-- start Input for this task --
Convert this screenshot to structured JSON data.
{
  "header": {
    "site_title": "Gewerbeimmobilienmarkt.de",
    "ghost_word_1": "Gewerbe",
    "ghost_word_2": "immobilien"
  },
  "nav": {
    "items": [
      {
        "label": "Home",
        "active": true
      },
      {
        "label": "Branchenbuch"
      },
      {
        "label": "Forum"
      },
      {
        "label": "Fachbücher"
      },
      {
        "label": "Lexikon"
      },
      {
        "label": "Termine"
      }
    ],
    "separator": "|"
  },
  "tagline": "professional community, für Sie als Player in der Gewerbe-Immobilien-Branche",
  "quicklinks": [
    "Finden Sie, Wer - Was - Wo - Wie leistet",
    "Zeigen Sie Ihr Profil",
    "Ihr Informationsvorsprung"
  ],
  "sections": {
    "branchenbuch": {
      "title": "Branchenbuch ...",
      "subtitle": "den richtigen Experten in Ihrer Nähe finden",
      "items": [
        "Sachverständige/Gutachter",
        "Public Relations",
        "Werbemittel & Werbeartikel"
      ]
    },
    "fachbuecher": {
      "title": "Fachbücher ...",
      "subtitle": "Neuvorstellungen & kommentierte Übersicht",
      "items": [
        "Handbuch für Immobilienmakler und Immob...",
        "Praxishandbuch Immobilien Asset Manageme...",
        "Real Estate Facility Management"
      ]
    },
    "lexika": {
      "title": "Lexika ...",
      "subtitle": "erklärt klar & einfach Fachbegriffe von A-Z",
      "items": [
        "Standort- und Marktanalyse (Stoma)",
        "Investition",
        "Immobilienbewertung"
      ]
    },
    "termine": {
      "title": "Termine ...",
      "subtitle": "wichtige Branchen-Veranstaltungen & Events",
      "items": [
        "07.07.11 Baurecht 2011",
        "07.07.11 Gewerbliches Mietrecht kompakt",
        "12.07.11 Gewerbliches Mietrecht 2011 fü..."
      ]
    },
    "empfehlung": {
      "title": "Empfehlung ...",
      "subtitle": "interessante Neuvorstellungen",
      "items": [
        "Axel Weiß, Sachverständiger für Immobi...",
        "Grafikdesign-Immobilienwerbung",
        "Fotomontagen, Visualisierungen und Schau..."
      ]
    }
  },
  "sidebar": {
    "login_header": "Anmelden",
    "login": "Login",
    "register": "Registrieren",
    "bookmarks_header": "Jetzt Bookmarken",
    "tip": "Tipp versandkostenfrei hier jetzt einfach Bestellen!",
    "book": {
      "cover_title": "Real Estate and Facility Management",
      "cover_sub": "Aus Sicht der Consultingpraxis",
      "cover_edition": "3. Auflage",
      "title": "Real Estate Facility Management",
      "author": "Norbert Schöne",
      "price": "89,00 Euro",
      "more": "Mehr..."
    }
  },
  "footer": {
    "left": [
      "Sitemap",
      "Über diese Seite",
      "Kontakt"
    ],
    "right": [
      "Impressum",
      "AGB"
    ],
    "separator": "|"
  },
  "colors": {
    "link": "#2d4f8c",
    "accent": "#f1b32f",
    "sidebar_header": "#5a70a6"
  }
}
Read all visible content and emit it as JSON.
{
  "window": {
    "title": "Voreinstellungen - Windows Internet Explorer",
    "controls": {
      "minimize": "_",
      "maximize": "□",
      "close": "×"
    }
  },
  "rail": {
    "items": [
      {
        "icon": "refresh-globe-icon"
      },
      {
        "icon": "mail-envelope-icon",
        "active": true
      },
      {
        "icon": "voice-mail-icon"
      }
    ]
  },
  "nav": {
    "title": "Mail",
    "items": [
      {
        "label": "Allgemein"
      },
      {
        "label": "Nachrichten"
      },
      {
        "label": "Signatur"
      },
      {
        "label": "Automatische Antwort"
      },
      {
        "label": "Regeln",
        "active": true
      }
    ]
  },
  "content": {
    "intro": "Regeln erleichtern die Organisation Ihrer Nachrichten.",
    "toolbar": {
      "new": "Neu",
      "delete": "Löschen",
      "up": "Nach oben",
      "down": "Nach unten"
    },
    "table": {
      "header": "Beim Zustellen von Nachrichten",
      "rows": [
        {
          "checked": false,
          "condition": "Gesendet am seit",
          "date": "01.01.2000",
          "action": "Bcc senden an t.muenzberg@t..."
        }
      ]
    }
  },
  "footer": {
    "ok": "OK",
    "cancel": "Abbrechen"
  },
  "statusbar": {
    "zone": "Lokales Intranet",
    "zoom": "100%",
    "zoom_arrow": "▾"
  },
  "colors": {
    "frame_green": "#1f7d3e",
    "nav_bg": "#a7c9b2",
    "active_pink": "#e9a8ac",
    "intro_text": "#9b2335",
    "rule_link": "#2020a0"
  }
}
-- end Input for this task --
Reproduce every line of the material above exactly.

Convert this screenshot to structured JSON data.
{
  "header": {
    "site_title": "Gewerbeimmobilienmarkt.de",
    "ghost_word_1": "Gewerbe",
    "ghost_word_2": "immobilien"
  },
  "nav": {
    "items": [
      {
        "label": "Home",
        "active": true
      },
      {
        "label": "Branchenbuch"
      },
      {
        "label": "Forum"
      },
      {
        "label": "Fachbücher"
      },
      {
        "label": "Lexikon"
      },
      {
        "label": "Termine"
      }
    ],
    "separator": "|"
  },
  "tagline": "professional community, für Sie als Player in der Gewerbe-Immobilien-Branche",
  "quicklinks": [
    "Finden Sie, Wer - Was - Wo - Wie leistet",
    "Zeigen Sie Ihr Profil",
    "Ihr Informationsvorsprung"
  ],
  "sections": {
    "branchenbuch": {
      "title": "Branchenbuch ...",
      "subtitle": "den richtigen Experten in Ihrer Nähe finden",
      "items": [
        "Sachverständige/Gutachter",
        "Public Relations",
        "Werbemittel & Werbeartikel"
      ]
    },
    "fachbuecher": {
      "title": "Fachbücher ...",
      "subtitle": "Neuvorstellungen & kommentierte Übersicht",
      "items": [
        "Handbuch für Immobilienmakler und Immob...",
        "Praxishandbuch Immobilien Asset Manageme...",
        "Real Estate Facility Management"
      ]
    },
    "lexika": {
      "title": "Lexika ...",
      "subtitle": "erklärt klar & einfach Fachbegriffe von A-Z",
      "items": [
        "Standort- und Marktanalyse (Stoma)",
        "Investition",
        "Immobilienbewertung"
      ]
    },
    "termine": {
      "title": "Termine ...",
      "subtitle": "wichtige Branchen-Veranstaltungen & Events",
      "items": [
        "07.07.11 Baurecht 2011",
        "07.07.11 Gewerbliches Mietrecht kompakt",
        "12.07.11 Gewerbliches Mietrecht 2011 fü..."
      ]
    },
    "empfehlung": {
      "title": "Empfehlung ...",
      "subtitle": "interessante Neuvorstellungen",
      "items": [
        "Axel Weiß, Sachverständiger für Immobi...",
        "Grafikdesign-Immobilienwerbung",
        "Fotomontagen, Visualisierungen und Schau..."
      ]
    }
  },
  "sidebar": {
    "login_header": "Anmelden",
    "login": "Login",
    "register": "Registrieren",
    "bookmarks_header": "Jetzt Bookmarken",
    "tip": "Tipp versandkostenfrei hier jetzt einfach Bestellen!",
    "book": {
      "cover_title": "Real Estate and Facility Management",
      "cover_sub": "Aus Sicht der Consultingpraxis",
      "cover_edition": "3. Auflage",
      "title": "Real Estate Facility Management",
      "author": "Norbert Schöne",
      "price": "89,00 Euro",
      "more": "Mehr..."
    }
  },
  "footer": {
    "left": [
      "Sitemap",
      "Über diese Seite",
      "Kontakt"
    ],
    "right": [
      "Impressum",
      "AGB"
    ],
    "separator": "|"
  },
  "colors": {
    "link": "#2d4f8c",
    "accent": "#f1b32f",
    "sidebar_header": "#5a70a6"
  }
}
Read all visible content and emit it as JSON.
{
  "window": {
    "title": "Voreinstellungen - Windows Internet Explorer",
    "controls": {
      "minimize": "_",
      "maximize": "□",
      "close": "×"
    }
  },
  "rail": {
    "items": [
      {
        "icon": "refresh-globe-icon"
      },
      {
        "icon": "mail-envelope-icon",
        "active": true
      },
      {
        "icon": "voice-mail-icon"
      }
    ]
  },
  "nav": {
    "title": "Mail",
    "items": [
      {
        "label": "Allgemein"
      },
      {
        "label": "Nachrichten"
      },
      {
        "label": "Signatur"
      },
      {
        "label": "Automatische Antwort"
      },
      {
        "label": "Regeln",
        "active": true
      }
    ]
  },
  "content": {
    "intro": "Regeln erleichtern die Organisation Ihrer Nachrichten.",
    "toolbar": {
      "new": "Neu",
      "delete": "Löschen",
      "up": "Nach oben",
      "down": "Nach unten"
    },
    "table": {
      "header": "Beim Zustellen von Nachrichten",
      "rows": [
        {
          "checked": false,
          "condition": "Gesendet am seit",
          "date": "01.01.2000",
          "action": "Bcc senden an t.muenzberg@t..."
        }
      ]
    }
  },
  "footer": {
    "ok": "OK",
    "cancel": "Abbrechen"
  },
  "statusbar": {
    "zone": "Lokales Intranet",
    "zoom": "100%",
    "zoom_arrow": "▾"
  },
  "colors": {
    "frame_green": "#1f7d3e",
    "nav_bg": "#a7c9b2",
    "active_pink": "#e9a8ac",
    "intro_text": "#9b2335",
    "rule_link": "#2020a0"
  }
}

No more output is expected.